▶ [GIVEN TASK] Set down all of the data exactly as it appears.

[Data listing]
------------------------------------------------

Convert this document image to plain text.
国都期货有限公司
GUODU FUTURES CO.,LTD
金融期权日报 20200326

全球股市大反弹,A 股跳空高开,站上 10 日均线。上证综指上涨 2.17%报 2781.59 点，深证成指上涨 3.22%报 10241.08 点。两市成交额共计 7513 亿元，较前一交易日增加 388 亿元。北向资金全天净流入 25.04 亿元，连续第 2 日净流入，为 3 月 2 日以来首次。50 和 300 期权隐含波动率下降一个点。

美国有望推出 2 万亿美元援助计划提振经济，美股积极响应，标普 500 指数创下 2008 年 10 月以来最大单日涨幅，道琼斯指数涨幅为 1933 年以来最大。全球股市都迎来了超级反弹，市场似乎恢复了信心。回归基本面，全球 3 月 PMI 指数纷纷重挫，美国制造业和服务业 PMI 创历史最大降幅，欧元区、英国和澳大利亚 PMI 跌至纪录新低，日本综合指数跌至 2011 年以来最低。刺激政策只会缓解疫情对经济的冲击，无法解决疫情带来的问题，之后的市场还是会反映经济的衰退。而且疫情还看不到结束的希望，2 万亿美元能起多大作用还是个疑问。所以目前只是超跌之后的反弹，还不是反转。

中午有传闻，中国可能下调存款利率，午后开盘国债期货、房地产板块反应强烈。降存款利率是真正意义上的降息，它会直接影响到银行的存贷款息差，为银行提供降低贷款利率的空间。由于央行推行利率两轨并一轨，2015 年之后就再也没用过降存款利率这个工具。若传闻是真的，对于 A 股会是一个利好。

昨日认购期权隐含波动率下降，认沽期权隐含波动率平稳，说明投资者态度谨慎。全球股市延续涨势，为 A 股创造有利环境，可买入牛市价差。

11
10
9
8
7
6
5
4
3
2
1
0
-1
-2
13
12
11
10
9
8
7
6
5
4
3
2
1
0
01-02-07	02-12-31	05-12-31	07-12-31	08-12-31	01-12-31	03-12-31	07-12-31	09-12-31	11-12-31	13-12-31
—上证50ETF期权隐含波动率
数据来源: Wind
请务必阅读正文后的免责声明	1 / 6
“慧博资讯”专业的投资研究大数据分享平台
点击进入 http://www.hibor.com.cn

------------------------------------------------

▶ [THE RESULT]
Convert this document image to plain text.
国都期货有限公司
GUODU FUTURES CO.,LTD
金融期权日报 20200326

全球股市大反弹,A 股跳空高开,站上 10 日均线。上证综指上涨 2.17%报 2781.59 点，深证成指上涨 3.22%报 10241.08 点。两市成交额共计 7513 亿元，较前一交易日增加 388 亿元。北向资金全天净流入 25.04 亿元，连续第 2 日净流入，为 3 月 2 日以来首次。50 和 300 期权隐含波动率下降一个点。

美国有望推出 2 万亿美元援助计划提振经济，美股积极响应，标普 500 指数创下 2008 年 10 月以来最大单日涨幅，道琼斯指数涨幅为 1933 年以来最大。全球股市都迎来了超级反弹，市场似乎恢复了信心。回归基本面，全球 3 月 PMI 指数纷纷重挫，美国制造业和服务业 PMI 创历史最大降幅，欧元区、英国和澳大利亚 PMI 跌至纪录新低，日本综合指数跌至 2011 年以来最低。刺激政策只会缓解疫情对经济的冲击，无法解决疫情带来的问题，之后的市场还是会反映经济的衰退。而且疫情还看不到结束的希望，2 万亿美元能起多大作用还是个疑问。所以目前只是超跌之后的反弹，还不是反转。

中午有传闻，中国可能下调存款利率，午后开盘国债期货、房地产板块反应强烈。降存款利率是真正意义上的降息，它会直接影响到银行的存贷款息差，为银行提供降低贷款利率的空间。由于央行推行利率两轨并一轨，2015 年之后就再也没用过降存款利率这个工具。若传闻是真的，对于 A 股会是一个利好。

昨日认购期权隐含波动率下降，认沽期权隐含波动率平稳，说明投资者态度谨慎。全球股市延续涨势，为 A 股创造有利环境，可买入牛市价差。

11
10
9
8
7
6
5
4
3
2
1
0
-1
-2
13
12
11
10
9
8
7
6
5
4
3
2
1
0
01-02-07	02-12-31	05-12-31	07-12-31	08-12-31	01-12-31	03-12-31	07-12-31	09-12-31	11-12-31	13-12-31
—上证50ETF期权隐含波动率
数据来源: Wind
请务必阅读正文后的免责声明	1 / 6
“慧博资讯”专业的投资研究大数据分享平台
点击进入 http://www.hibor.com.cn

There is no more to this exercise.